[Records from a collection of figures]
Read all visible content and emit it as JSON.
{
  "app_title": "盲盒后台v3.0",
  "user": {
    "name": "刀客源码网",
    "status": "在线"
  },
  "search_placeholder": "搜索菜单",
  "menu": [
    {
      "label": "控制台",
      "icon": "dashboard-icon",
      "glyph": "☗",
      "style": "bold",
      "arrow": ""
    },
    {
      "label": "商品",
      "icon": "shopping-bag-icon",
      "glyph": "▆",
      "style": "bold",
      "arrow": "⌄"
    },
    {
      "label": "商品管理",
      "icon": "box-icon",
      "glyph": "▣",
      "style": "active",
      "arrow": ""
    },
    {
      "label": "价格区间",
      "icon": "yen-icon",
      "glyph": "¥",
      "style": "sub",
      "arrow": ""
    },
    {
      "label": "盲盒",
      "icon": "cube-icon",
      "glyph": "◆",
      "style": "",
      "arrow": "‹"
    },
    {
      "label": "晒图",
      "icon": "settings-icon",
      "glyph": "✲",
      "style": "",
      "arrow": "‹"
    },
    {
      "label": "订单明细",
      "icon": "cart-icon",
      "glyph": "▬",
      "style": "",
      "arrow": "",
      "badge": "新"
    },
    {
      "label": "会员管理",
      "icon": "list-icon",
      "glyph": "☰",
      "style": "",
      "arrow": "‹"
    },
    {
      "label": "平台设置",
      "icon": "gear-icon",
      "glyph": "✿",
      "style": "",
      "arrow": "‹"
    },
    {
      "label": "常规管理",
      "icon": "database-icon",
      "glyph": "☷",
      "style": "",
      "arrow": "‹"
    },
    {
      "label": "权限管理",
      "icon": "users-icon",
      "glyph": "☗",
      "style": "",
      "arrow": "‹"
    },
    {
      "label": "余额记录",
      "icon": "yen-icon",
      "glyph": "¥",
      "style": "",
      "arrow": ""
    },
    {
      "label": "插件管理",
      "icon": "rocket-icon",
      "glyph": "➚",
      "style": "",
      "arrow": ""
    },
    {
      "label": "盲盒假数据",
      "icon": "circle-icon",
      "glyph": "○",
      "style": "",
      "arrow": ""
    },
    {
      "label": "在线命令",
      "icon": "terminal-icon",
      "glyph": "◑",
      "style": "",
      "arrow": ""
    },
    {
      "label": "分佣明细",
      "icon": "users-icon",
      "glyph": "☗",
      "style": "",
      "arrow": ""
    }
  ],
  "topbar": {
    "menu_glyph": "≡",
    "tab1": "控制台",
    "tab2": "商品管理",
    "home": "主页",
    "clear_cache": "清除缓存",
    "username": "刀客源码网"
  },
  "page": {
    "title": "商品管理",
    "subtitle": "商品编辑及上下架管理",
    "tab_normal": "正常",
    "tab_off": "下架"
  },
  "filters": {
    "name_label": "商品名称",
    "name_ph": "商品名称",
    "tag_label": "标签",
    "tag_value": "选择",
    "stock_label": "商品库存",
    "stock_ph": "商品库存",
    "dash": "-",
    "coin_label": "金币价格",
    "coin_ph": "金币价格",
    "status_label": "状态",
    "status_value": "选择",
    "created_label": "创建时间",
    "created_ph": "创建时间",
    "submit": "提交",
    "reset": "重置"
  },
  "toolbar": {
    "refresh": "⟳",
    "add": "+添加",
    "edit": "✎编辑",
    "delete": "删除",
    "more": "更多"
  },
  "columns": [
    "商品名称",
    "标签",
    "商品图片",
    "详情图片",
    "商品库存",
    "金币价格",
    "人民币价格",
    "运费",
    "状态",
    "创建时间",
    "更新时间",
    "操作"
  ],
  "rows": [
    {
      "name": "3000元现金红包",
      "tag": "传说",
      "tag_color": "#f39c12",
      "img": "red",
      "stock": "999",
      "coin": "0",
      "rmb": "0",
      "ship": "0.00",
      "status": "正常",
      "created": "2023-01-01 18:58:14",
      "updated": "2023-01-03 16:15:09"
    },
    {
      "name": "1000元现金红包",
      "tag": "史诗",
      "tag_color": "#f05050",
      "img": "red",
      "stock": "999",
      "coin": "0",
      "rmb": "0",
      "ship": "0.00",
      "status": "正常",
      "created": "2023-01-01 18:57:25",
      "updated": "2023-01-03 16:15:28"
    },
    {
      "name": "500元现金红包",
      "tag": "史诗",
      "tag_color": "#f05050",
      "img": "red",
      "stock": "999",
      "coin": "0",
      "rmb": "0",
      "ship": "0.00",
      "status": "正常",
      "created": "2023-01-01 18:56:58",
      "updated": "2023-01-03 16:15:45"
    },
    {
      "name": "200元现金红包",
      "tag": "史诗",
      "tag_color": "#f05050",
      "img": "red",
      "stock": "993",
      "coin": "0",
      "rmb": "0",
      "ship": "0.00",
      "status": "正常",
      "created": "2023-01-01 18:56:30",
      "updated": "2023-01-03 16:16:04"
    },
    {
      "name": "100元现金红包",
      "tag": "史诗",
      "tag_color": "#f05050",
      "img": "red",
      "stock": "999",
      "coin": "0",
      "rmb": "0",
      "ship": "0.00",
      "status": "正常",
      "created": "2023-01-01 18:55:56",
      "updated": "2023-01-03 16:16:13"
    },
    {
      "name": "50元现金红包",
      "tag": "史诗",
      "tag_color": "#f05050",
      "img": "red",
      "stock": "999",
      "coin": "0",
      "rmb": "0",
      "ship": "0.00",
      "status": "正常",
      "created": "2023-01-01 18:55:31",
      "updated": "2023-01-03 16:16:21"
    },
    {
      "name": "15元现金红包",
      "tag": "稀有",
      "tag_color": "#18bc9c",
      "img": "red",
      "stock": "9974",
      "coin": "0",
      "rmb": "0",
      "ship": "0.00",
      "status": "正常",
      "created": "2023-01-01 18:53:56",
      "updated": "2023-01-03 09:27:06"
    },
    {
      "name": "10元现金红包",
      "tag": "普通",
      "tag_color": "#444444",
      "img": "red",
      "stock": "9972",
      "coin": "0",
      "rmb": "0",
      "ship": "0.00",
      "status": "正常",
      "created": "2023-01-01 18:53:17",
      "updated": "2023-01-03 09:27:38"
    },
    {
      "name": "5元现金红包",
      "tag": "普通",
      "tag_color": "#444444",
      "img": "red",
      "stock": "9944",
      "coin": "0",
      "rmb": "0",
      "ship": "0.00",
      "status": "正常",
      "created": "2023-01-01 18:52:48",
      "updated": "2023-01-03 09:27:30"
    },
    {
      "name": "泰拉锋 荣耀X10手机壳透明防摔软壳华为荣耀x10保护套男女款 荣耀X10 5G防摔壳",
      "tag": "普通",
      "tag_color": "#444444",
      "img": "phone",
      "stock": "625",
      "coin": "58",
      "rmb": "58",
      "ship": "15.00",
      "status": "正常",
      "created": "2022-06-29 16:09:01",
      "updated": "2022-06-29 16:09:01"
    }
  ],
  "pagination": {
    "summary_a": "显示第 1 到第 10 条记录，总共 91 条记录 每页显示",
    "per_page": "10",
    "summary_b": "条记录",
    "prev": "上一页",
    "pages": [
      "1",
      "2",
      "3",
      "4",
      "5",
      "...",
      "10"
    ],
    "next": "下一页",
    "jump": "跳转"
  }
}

**Objective**.
Find the lines holding "创建时间" and list every one.

**Task response**.
    "created_label": "创建时间",
    "created_ph": "创建时间",
    "创建时间",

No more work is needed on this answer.